═══ Provided information ═══

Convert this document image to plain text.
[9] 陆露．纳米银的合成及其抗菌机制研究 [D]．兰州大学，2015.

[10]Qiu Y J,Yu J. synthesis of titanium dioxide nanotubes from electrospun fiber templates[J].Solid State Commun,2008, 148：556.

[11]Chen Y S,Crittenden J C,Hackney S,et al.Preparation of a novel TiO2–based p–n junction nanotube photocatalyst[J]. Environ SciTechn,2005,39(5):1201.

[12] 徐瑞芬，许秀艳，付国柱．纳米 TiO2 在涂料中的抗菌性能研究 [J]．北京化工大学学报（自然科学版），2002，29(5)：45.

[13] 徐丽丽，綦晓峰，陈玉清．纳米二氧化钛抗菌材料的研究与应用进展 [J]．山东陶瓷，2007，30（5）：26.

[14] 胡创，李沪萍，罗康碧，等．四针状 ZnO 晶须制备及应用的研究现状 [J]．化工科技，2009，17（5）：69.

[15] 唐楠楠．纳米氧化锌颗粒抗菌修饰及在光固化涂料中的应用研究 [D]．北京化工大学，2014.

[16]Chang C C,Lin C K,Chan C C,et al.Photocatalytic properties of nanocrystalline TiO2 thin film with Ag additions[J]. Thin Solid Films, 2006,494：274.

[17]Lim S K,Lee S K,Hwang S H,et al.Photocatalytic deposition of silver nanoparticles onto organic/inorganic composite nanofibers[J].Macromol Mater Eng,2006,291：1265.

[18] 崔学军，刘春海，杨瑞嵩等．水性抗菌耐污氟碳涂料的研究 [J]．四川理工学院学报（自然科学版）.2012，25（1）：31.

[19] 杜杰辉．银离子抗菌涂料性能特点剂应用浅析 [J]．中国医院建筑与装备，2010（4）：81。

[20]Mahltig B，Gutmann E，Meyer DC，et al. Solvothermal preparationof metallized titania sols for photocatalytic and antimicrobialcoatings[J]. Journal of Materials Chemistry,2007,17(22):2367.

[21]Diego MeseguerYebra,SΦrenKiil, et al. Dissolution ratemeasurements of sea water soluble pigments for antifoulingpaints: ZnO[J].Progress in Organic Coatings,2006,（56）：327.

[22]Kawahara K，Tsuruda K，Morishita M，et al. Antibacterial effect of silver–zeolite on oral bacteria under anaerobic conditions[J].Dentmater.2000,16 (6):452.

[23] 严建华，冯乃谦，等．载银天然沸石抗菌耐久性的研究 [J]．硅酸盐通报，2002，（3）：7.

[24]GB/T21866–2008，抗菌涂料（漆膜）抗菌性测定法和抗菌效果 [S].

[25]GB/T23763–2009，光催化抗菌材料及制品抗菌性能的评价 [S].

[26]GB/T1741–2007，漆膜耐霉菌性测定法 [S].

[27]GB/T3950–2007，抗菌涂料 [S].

═══

Exercise prompt
Please copy out every line shown above, exactly.

The answer
Convert this document image to plain text.
[9] 陆露．纳米银的合成及其抗菌机制研究 [D]．兰州大学，2015.

[10]Qiu Y J,Yu J. synthesis of titanium dioxide nanotubes from electrospun fiber templates[J].Solid State Commun,2008, 148：556.

[11]Chen Y S,Crittenden J C,Hackney S,et al.Preparation of a novel TiO2–based p–n junction nanotube photocatalyst[J]. Environ SciTechn,2005,39(5):1201.

[12] 徐瑞芬，许秀艳，付国柱．纳米 TiO2 在涂料中的抗菌性能研究 [J]．北京化工大学学报（自然科学版），2002，29(5)：45.

[13] 徐丽丽，綦晓峰，陈玉清．纳米二氧化钛抗菌材料的研究与应用进展 [J]．山东陶瓷，2007，30（5）：26.

[14] 胡创，李沪萍，罗康碧，等．四针状 ZnO 晶须制备及应用的研究现状 [J]．化工科技，2009，17（5）：69.

[15] 唐楠楠．纳米氧化锌颗粒抗菌修饰及在光固化涂料中的应用研究 [D]．北京化工大学，2014.

[16]Chang C C,Lin C K,Chan C C,et al.Photocatalytic properties of nanocrystalline TiO2 thin film with Ag additions[J]. Thin Solid Films, 2006,494：274.

[17]Lim S K,Lee S K,Hwang S H,et al.Photocatalytic deposition of silver nanoparticles onto organic/inorganic composite nanofibers[J].Macromol Mater Eng,2006,291：1265.

[18] 崔学军，刘春海，杨瑞嵩等．水性抗菌耐污氟碳涂料的研究 [J]．四川理工学院学报（自然科学版）.2012，25（1）：31.

[19] 杜杰辉．银离子抗菌涂料性能特点剂应用浅析 [J]．中国医院建筑与装备，2010（4）：81。

[20]Mahltig B，Gutmann E，Meyer DC，et al. Solvothermal preparationof metallized titania sols for photocatalytic and antimicrobialcoatings[J]. Journal of Materials Chemistry,2007,17(22):2367.

[21]Diego MeseguerYebra,SΦrenKiil, et al. Dissolution ratemeasurements of sea water soluble pigments for antifoulingpaints: ZnO[J].Progress in Organic Coatings,2006,（56）：327.

[22]Kawahara K，Tsuruda K，Morishita M，et al. Antibacterial effect of silver–zeolite on oral bacteria under anaerobic conditions[J].Dentmater.2000,16 (6):452.

[23] 严建华，冯乃谦，等．载银天然沸石抗菌耐久性的研究 [J]．硅酸盐通报，2002，（3）：7.

[24]GB/T21866–2008，抗菌涂料（漆膜）抗菌性测定法和抗菌效果 [S].

[25]GB/T23763–2009，光催化抗菌材料及制品抗菌性能的评价 [S].

[26]GB/T1741–2007，漆膜耐霉菌性测定法 [S].

[27]GB/T3950–2007，抗菌涂料 [S].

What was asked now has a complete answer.